**CHALLENGE**
Select the lines that contain "image" and copy each of them.
--- START EXERCISE DATA ---
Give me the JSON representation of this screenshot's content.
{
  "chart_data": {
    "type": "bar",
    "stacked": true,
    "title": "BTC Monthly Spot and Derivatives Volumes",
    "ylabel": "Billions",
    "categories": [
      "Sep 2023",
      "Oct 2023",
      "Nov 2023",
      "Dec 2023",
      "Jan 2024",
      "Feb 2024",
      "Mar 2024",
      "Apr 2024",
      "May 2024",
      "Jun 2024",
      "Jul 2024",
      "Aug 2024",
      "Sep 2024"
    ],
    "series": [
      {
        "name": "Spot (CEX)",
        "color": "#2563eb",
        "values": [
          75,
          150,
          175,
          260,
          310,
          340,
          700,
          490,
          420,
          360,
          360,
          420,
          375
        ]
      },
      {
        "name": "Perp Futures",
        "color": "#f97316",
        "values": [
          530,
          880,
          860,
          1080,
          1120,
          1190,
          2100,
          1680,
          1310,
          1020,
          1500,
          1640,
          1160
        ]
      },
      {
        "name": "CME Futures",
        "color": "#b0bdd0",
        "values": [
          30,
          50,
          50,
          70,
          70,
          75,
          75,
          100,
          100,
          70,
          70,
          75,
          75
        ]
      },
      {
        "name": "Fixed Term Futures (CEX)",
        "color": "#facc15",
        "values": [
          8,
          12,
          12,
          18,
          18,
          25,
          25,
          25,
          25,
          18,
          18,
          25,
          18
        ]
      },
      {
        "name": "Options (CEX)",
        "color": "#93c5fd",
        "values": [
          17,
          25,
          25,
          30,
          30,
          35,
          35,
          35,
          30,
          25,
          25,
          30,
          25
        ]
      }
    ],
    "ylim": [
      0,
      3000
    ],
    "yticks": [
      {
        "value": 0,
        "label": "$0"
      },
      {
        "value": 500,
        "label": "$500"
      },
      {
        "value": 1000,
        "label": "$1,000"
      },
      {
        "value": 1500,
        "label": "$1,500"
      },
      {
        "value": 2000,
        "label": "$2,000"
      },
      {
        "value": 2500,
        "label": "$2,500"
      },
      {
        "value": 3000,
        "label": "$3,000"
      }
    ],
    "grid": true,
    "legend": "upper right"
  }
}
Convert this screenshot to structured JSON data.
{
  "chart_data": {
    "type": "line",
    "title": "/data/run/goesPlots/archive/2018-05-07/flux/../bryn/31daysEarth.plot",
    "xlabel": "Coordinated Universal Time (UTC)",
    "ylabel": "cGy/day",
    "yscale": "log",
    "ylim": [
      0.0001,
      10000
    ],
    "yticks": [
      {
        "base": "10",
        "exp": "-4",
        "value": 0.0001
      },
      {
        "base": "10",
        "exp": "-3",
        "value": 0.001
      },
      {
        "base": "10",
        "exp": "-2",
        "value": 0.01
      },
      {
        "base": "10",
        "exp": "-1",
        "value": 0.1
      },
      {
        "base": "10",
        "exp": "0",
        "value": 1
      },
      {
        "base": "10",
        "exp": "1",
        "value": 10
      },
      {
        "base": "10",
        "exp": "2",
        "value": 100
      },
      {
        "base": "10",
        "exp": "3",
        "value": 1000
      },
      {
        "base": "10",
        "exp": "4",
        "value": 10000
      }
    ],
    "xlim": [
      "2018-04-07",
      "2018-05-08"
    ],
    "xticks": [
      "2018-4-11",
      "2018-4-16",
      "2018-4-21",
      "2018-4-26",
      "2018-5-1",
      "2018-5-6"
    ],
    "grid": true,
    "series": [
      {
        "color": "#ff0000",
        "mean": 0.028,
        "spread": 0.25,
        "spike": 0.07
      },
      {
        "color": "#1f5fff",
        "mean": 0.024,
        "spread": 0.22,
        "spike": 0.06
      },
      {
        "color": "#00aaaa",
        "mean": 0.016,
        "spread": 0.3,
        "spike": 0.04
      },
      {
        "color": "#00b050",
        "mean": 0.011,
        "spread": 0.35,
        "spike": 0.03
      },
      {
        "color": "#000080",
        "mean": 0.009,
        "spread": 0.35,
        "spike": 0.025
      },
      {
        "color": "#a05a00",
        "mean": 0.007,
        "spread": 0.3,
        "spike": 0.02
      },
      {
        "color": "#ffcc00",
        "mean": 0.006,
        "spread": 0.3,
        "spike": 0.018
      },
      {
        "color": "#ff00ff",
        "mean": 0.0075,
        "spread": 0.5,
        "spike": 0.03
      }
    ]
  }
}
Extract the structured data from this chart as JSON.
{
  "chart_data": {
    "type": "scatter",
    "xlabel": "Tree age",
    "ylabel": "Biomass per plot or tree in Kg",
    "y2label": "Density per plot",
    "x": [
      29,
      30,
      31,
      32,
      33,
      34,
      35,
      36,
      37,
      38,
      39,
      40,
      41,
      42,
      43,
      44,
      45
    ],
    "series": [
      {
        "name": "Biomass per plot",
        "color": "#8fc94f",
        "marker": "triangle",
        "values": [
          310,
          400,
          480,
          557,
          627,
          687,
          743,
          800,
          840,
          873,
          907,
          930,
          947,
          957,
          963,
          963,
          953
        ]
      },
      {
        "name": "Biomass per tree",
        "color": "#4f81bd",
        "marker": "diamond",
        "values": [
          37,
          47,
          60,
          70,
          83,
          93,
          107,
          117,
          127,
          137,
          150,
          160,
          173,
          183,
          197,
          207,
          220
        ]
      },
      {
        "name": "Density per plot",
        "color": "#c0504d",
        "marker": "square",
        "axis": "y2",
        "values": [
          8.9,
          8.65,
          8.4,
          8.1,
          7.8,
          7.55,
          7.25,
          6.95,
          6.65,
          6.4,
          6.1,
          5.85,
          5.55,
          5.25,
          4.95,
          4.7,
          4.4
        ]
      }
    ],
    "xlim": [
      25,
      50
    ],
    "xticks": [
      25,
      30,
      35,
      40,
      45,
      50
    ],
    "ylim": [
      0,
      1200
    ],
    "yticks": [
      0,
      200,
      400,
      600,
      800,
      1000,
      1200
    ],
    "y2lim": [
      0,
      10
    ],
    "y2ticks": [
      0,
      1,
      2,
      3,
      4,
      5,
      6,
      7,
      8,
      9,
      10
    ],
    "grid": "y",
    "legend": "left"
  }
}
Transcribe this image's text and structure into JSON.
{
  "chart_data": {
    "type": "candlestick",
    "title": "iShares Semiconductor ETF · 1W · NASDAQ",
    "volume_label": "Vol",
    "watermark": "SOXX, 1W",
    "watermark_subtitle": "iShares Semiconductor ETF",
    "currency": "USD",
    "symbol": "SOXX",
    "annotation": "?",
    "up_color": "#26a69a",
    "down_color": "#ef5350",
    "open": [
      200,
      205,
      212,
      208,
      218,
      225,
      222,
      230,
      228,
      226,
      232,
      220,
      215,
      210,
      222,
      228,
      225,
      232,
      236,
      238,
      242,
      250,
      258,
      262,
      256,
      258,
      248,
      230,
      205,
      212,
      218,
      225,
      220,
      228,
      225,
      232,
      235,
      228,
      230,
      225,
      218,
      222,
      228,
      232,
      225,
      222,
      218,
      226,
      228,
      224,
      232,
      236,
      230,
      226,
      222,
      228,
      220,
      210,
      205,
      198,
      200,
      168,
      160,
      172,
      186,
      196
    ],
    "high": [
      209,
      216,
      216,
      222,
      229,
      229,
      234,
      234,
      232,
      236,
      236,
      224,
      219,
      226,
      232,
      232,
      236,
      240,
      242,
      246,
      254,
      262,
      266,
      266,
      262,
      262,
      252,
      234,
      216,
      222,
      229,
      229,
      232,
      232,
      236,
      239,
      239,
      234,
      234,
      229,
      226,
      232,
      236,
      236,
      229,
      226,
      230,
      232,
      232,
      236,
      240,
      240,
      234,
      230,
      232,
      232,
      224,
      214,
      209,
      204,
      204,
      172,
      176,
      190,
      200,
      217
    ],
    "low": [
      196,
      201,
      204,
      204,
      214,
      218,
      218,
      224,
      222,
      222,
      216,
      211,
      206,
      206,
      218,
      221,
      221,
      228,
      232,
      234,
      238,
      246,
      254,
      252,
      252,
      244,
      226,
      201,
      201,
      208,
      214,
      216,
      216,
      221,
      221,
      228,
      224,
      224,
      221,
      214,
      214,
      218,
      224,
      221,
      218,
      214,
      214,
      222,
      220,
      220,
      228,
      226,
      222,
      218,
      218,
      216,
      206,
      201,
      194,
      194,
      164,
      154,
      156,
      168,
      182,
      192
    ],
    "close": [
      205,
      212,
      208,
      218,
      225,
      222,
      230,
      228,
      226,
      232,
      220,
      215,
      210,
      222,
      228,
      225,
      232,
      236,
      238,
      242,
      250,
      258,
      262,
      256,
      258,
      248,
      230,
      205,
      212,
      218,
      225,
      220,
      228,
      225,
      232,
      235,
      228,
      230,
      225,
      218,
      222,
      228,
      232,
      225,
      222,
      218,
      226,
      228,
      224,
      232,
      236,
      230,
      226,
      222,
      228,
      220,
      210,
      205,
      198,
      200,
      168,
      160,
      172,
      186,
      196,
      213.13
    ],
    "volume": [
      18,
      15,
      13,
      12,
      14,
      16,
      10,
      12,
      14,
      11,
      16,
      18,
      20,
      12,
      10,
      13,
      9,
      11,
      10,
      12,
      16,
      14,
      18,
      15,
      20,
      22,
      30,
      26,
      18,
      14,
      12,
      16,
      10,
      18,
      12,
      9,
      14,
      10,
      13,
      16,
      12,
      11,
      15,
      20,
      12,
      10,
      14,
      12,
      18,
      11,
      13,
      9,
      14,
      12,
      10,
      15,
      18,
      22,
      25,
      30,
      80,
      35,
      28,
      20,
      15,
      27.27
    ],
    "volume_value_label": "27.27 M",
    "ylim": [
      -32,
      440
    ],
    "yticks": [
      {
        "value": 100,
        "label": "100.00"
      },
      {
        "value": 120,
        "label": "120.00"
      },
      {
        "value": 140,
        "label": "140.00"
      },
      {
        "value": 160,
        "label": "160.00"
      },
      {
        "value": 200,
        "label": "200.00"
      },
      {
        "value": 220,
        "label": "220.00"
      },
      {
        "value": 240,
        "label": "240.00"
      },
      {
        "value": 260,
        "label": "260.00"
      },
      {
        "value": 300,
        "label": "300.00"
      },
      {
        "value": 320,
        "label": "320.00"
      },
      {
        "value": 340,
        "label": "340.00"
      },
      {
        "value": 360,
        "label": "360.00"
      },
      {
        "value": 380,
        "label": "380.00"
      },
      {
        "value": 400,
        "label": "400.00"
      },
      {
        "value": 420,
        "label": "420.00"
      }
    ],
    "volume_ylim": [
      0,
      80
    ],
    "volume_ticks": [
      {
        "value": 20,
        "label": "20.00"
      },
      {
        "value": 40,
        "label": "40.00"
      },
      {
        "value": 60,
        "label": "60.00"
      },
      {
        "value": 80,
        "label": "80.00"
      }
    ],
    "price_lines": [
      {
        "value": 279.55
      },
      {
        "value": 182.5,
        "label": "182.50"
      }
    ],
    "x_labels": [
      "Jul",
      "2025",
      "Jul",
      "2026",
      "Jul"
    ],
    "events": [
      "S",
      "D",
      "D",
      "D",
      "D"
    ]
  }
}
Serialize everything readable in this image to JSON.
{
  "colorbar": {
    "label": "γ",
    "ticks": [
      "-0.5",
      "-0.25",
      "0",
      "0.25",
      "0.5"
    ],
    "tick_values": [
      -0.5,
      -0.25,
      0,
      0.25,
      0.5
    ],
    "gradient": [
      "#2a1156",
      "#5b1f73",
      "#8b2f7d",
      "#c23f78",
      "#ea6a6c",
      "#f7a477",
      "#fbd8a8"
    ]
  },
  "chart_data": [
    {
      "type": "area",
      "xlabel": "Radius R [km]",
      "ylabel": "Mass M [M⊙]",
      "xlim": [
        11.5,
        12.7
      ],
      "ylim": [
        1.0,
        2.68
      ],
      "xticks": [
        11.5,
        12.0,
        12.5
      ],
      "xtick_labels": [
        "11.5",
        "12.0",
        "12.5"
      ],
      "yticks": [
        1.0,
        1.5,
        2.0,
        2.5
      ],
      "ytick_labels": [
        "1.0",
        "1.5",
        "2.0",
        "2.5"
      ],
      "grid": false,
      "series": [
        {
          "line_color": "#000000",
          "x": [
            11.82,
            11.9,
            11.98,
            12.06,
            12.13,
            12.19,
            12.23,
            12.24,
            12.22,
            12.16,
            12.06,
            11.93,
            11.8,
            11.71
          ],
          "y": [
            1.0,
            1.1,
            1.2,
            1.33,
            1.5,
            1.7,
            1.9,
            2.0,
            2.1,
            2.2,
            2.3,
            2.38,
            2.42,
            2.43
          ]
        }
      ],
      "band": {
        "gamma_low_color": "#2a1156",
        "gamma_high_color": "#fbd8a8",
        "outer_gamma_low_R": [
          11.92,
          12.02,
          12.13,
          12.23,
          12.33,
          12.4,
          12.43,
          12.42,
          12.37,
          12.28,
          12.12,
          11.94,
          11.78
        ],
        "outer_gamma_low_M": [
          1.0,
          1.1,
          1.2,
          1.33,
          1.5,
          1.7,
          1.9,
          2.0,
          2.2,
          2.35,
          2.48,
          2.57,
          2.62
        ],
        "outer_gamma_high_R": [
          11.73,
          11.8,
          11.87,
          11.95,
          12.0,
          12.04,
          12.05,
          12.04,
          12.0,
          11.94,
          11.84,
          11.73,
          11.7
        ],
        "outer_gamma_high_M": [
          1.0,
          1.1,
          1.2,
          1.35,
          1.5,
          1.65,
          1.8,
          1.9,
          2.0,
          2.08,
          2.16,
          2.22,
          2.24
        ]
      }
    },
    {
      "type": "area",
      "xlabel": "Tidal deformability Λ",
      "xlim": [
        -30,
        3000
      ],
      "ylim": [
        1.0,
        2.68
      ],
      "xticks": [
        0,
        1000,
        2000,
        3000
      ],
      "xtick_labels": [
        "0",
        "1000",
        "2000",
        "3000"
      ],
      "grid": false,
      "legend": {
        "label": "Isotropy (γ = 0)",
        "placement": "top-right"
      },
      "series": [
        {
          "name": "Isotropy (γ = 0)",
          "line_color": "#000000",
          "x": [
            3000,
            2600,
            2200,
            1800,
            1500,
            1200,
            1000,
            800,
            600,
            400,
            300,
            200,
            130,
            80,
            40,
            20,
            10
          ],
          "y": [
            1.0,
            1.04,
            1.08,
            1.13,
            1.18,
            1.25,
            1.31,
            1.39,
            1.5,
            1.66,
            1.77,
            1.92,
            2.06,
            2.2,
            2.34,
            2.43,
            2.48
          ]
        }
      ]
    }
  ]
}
--- END EXERCISE DATA ---
**WORKED ANSWER**
Transcribe this image's text and structure into JSON.
Serialize everything readable in this image to JSON.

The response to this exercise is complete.